• **EXERCISE**
Reproduce every entry exactly.

• **RECORDED DATA**
** START **
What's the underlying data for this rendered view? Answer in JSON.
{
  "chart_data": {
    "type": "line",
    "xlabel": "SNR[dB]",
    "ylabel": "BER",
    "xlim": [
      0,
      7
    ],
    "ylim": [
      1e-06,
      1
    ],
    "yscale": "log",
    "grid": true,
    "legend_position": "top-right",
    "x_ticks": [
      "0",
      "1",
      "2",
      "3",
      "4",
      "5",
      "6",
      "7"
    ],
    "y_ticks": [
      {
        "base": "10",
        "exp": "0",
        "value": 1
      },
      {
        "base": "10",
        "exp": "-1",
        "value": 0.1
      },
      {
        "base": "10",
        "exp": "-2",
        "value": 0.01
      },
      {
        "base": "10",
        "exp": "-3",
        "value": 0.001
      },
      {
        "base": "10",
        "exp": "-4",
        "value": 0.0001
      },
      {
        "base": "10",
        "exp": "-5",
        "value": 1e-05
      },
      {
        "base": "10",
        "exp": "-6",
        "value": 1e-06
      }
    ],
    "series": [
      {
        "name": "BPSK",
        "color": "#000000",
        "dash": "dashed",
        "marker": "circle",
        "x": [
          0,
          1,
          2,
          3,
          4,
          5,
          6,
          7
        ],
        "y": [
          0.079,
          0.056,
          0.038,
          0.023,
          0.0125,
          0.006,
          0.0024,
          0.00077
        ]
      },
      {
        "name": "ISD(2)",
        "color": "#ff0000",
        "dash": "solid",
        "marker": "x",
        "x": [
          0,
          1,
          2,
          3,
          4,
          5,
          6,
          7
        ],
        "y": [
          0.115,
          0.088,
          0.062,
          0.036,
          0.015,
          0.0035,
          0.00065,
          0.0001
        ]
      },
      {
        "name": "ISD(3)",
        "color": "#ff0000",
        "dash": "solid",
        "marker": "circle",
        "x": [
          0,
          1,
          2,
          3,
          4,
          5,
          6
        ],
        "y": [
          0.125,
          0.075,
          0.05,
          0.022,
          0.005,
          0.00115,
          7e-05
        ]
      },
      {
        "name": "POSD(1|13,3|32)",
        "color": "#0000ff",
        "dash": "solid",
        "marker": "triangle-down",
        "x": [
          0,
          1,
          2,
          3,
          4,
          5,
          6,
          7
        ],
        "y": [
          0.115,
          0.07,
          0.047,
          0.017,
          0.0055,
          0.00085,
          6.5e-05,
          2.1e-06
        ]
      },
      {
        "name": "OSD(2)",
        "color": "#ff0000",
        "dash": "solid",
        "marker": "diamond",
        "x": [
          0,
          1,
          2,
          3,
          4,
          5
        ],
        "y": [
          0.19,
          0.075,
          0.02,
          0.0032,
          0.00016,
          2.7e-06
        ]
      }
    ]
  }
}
** END **
• **RESULT FOR THIS EXERCISE**
What's the underlying data for this rendered view? Answer in JSON.
{
  "chart_data": {
    "type": "line",
    "xlabel": "SNR[dB]",
    "ylabel": "BER",
    "xlim": [
      0,
      7
    ],
    "ylim": [
      1e-06,
      1
    ],
    "yscale": "log",
    "grid": true,
    "legend_position": "top-right",
    "x_ticks": [
      "0",
      "1",
      "2",
      "3",
      "4",
      "5",
      "6",
      "7"
    ],
    "y_ticks": [
      {
        "base": "10",
        "exp": "0",
        "value": 1
      },
      {
        "base": "10",
        "exp": "-1",
        "value": 0.1
      },
      {
        "base": "10",
        "exp": "-2",
        "value": 0.01
      },
      {
        "base": "10",
        "exp": "-3",
        "value": 0.001
      },
      {
        "base": "10",
        "exp": "-4",
        "value": 0.0001
      },
      {
        "base": "10",
        "exp": "-5",
        "value": 1e-05
      },
      {
        "base": "10",
        "exp": "-6",
        "value": 1e-06
      }
    ],
    "series": [
      {
        "name": "BPSK",
        "color": "#000000",
        "dash": "dashed",
        "marker": "circle",
        "x": [
          0,
          1,
          2,
          3,
          4,
          5,
          6,
          7
        ],
        "y": [
          0.079,
          0.056,
          0.038,
          0.023,
          0.0125,
          0.006,
          0.0024,
          0.00077
        ]
      },
      {
        "name": "ISD(2)",
        "color": "#ff0000",
        "dash": "solid",
        "marker": "x",
        "x": [
          0,
          1,
          2,
          3,
          4,
          5,
          6,
          7
        ],
        "y": [
          0.115,
          0.088,
          0.062,
          0.036,
          0.015,
          0.0035,
          0.00065,
          0.0001
        ]
      },
      {
        "name": "ISD(3)",
        "color": "#ff0000",
        "dash": "solid",
        "marker": "circle",
        "x": [
          0,
          1,
          2,
          3,
          4,
          5,
          6
        ],
        "y": [
          0.125,
          0.075,
          0.05,
          0.022,
          0.005,
          0.00115,
          7e-05
        ]
      },
      {
        "name": "POSD(1|13,3|32)",
        "color": "#0000ff",
        "dash": "solid",
        "marker": "triangle-down",
        "x": [
          0,
          1,
          2,
          3,
          4,
          5,
          6,
          7
        ],
        "y": [
          0.115,
          0.07,
          0.047,
          0.017,
          0.0055,
          0.00085,
          6.5e-05,
          2.1e-06
        ]
      },
      {
        "name": "OSD(2)",
        "color": "#ff0000",
        "dash": "solid",
        "marker": "diamond",
        "x": [
          0,
          1,
          2,
          3,
          4,
          5
        ],
        "y": [
          0.19,
          0.075,
          0.02,
          0.0032,
          0.00016,
          2.7e-06
        ]
      }
    ]
  }
}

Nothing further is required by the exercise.